(Excerpts from a dataset)
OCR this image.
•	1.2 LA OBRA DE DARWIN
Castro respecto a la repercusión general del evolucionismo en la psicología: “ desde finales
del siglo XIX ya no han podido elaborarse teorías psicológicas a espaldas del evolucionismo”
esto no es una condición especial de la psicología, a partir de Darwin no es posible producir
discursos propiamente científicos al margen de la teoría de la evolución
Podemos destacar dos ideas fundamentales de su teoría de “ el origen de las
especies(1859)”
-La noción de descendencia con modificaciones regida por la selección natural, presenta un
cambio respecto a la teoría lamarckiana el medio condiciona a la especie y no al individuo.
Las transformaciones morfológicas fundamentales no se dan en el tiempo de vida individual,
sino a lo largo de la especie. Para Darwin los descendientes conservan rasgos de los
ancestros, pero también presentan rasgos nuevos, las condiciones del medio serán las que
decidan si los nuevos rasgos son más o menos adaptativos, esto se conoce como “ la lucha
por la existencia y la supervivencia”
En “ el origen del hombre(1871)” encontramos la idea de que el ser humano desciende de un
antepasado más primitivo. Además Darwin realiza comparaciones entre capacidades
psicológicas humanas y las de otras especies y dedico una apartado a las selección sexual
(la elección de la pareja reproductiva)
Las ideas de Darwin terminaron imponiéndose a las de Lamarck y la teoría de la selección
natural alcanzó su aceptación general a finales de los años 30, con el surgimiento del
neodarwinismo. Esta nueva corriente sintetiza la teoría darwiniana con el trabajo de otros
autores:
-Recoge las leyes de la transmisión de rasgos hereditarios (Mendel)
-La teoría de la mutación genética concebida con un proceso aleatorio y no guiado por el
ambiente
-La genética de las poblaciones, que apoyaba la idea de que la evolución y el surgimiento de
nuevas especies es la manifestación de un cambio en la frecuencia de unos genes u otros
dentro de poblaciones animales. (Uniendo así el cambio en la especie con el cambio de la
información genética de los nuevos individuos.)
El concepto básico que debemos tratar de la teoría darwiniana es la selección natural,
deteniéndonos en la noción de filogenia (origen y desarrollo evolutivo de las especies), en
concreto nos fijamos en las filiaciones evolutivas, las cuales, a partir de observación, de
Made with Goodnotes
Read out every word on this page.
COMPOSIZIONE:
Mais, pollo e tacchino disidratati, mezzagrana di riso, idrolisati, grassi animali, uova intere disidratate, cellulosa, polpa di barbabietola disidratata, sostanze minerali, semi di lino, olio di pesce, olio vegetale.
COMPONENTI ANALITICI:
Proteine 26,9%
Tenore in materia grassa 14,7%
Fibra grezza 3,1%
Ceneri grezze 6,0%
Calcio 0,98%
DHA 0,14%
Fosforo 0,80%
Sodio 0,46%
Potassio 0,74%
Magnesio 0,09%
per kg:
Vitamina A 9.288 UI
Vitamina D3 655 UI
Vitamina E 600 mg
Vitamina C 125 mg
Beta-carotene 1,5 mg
--
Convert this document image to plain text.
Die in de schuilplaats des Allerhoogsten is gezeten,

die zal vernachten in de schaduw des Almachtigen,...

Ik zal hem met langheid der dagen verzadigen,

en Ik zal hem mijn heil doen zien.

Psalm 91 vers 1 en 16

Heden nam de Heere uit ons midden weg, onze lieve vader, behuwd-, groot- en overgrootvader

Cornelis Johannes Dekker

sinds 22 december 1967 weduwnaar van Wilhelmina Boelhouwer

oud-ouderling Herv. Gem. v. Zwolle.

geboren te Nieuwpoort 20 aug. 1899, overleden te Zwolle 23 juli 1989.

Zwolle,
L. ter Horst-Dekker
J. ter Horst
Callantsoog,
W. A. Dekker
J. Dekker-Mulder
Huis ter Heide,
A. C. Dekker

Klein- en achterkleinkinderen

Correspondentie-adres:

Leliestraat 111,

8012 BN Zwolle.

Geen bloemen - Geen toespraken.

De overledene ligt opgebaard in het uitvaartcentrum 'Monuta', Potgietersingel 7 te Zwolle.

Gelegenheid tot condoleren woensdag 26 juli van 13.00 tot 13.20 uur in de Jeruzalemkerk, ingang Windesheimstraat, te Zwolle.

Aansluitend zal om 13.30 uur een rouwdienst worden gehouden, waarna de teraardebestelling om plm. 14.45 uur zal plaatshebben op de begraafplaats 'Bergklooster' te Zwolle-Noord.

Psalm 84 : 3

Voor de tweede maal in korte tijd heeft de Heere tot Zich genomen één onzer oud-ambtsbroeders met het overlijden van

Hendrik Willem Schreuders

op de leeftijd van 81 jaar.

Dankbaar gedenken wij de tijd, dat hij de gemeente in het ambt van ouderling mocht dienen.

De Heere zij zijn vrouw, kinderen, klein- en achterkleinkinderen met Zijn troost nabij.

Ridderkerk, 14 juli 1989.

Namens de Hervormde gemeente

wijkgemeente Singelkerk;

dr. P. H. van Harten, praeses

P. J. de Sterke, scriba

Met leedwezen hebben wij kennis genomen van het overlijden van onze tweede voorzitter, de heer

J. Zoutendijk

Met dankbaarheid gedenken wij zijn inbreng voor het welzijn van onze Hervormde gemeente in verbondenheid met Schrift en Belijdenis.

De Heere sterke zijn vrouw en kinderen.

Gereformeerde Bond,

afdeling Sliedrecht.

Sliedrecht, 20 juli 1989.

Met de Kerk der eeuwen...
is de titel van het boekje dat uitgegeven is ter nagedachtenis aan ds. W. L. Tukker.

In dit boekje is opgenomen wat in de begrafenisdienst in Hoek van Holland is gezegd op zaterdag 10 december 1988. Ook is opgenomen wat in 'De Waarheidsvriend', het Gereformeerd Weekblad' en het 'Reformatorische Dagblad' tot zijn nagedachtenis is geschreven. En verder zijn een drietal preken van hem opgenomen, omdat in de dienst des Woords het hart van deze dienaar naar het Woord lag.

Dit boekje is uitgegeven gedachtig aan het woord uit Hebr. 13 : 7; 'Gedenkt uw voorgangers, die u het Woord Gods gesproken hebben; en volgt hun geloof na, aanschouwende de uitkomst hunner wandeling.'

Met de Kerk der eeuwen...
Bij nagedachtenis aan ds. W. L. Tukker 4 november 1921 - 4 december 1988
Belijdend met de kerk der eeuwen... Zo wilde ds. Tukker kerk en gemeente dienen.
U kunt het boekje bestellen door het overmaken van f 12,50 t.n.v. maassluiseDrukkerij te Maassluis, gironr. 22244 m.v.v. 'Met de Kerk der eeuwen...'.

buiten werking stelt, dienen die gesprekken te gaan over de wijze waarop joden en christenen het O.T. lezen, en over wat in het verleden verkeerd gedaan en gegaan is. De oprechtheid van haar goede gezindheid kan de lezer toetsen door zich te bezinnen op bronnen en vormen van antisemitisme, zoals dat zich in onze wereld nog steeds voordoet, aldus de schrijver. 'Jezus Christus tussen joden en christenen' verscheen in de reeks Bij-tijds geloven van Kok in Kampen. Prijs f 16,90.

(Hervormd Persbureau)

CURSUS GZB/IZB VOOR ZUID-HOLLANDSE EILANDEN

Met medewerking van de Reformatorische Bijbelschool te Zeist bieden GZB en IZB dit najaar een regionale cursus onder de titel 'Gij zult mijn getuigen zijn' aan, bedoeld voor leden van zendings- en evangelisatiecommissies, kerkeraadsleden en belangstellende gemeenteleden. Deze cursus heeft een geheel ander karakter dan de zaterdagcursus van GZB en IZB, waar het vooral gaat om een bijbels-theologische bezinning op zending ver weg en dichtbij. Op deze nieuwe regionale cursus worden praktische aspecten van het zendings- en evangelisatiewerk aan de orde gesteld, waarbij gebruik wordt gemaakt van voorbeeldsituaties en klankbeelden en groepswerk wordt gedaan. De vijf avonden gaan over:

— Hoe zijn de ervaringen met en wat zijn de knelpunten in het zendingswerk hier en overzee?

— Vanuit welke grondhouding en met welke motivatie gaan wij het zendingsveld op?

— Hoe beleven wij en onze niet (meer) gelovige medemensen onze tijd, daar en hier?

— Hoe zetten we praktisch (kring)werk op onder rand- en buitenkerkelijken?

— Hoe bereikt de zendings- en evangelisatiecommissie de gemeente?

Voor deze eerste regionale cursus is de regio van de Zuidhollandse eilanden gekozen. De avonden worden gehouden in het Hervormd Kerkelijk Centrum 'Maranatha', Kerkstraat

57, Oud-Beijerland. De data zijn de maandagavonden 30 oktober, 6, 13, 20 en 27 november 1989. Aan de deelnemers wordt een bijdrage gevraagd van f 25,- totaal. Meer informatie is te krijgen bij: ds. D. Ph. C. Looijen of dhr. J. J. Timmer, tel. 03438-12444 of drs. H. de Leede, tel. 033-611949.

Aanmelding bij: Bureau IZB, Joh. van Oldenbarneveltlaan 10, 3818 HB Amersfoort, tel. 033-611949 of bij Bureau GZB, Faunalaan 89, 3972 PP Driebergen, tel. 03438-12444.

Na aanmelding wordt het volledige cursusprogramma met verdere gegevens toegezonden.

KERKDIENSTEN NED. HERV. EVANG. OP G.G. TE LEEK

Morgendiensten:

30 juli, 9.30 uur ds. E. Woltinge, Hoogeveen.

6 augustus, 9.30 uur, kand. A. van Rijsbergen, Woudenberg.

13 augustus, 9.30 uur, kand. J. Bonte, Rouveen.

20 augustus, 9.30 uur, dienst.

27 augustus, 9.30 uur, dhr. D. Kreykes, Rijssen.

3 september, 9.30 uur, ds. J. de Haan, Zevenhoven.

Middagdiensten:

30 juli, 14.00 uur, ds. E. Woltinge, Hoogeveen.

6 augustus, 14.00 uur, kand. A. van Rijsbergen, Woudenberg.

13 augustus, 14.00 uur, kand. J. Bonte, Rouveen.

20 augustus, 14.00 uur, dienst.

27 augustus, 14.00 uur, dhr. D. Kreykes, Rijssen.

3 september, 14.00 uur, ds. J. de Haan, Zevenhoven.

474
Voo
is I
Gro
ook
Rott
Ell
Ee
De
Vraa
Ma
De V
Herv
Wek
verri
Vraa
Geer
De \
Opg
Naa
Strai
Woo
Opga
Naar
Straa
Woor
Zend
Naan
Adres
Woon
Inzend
==
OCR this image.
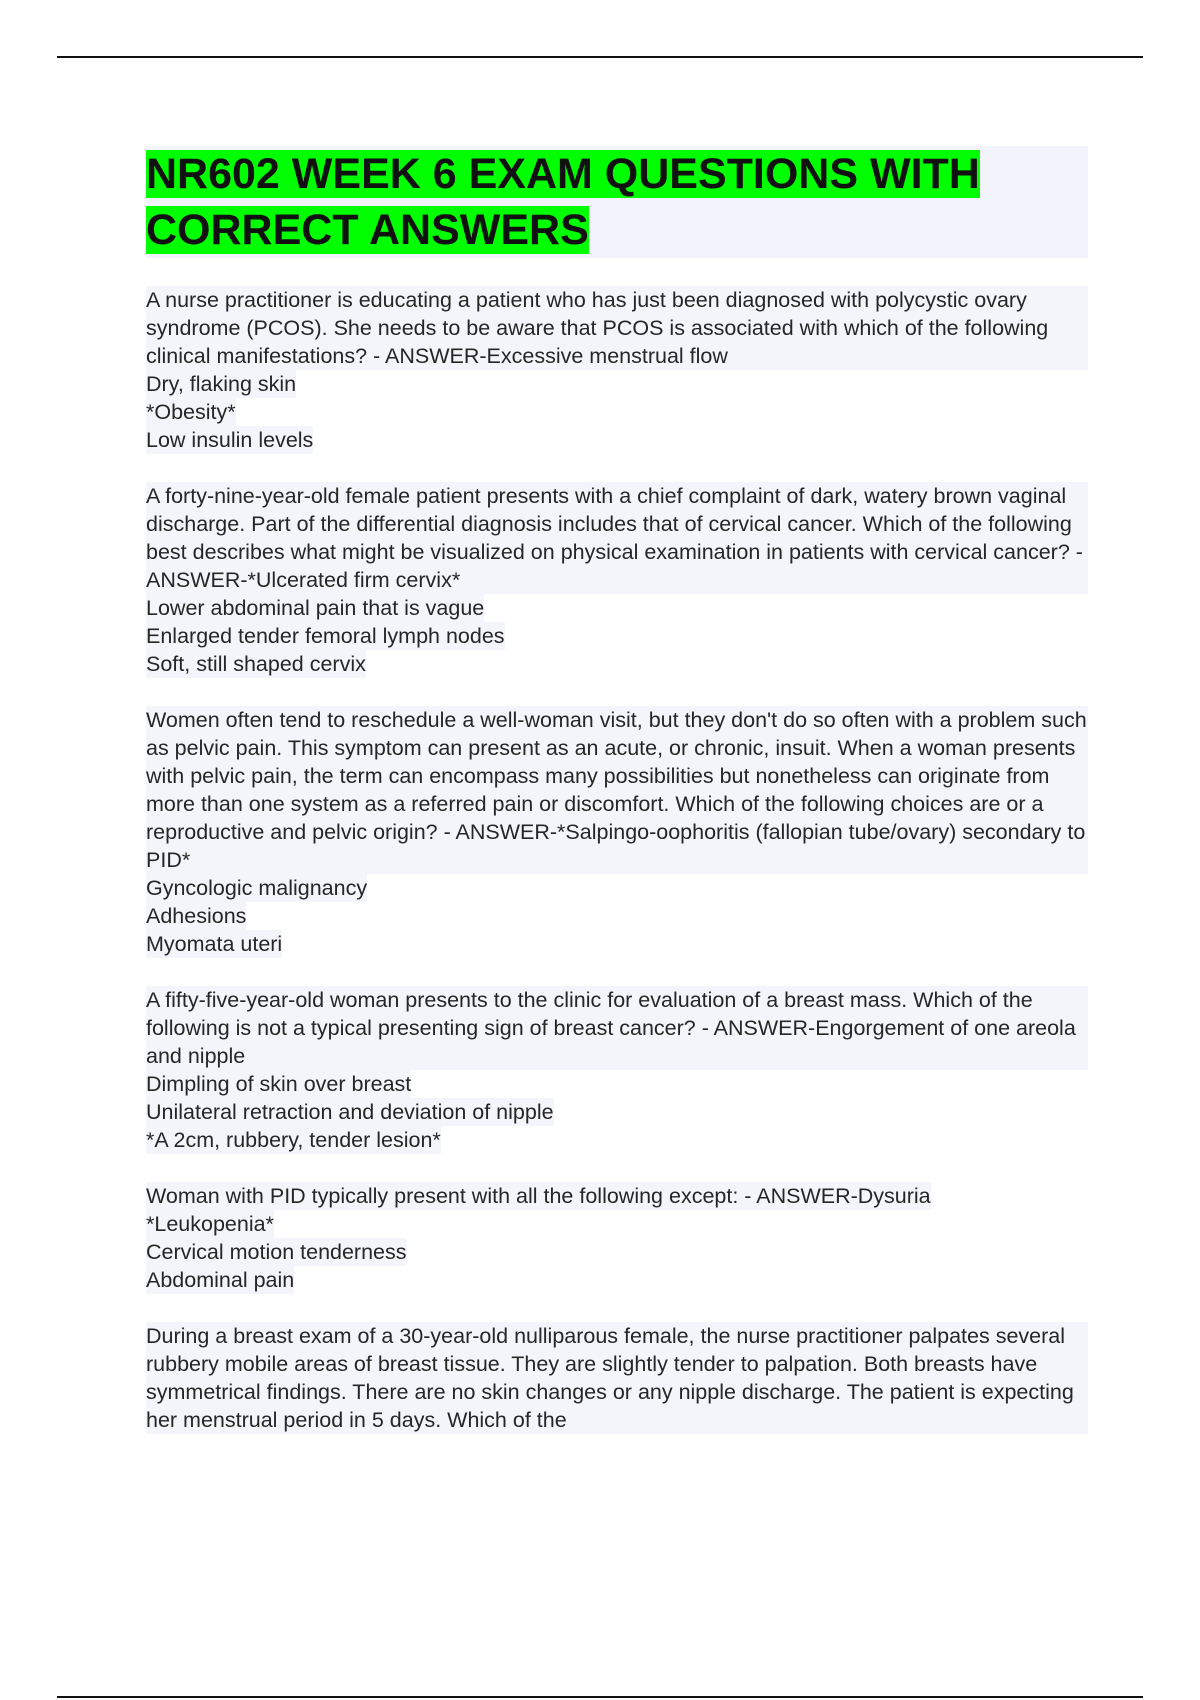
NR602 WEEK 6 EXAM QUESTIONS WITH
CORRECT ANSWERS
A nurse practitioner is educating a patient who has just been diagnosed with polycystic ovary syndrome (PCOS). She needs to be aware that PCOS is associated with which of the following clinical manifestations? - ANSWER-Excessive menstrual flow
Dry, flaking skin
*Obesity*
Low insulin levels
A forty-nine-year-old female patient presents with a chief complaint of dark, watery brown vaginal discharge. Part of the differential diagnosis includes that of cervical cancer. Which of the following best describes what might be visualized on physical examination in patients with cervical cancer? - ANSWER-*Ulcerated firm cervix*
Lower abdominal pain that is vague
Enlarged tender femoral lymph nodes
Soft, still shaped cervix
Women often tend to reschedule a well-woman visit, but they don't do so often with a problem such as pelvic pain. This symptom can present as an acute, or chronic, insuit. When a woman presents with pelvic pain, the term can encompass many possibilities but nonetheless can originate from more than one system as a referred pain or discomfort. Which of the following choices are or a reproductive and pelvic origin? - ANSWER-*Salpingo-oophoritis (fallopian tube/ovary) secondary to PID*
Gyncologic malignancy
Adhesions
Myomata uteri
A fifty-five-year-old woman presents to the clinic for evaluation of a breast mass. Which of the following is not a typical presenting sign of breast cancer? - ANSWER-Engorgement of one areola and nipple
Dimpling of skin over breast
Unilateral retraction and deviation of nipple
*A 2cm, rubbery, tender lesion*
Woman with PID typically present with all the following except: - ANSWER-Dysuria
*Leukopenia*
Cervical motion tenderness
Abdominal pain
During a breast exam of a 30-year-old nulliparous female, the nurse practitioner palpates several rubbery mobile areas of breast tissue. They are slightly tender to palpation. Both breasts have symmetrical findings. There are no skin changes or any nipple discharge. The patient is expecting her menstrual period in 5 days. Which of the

What is needed: Search term "Bonte": return each line of the data that contains it.

Answer below:
13 augustus, 9.30 uur, kand. J. Bonte, Rouveen.
13 augustus, 14.00 uur, kand. J. Bonte, Rouveen.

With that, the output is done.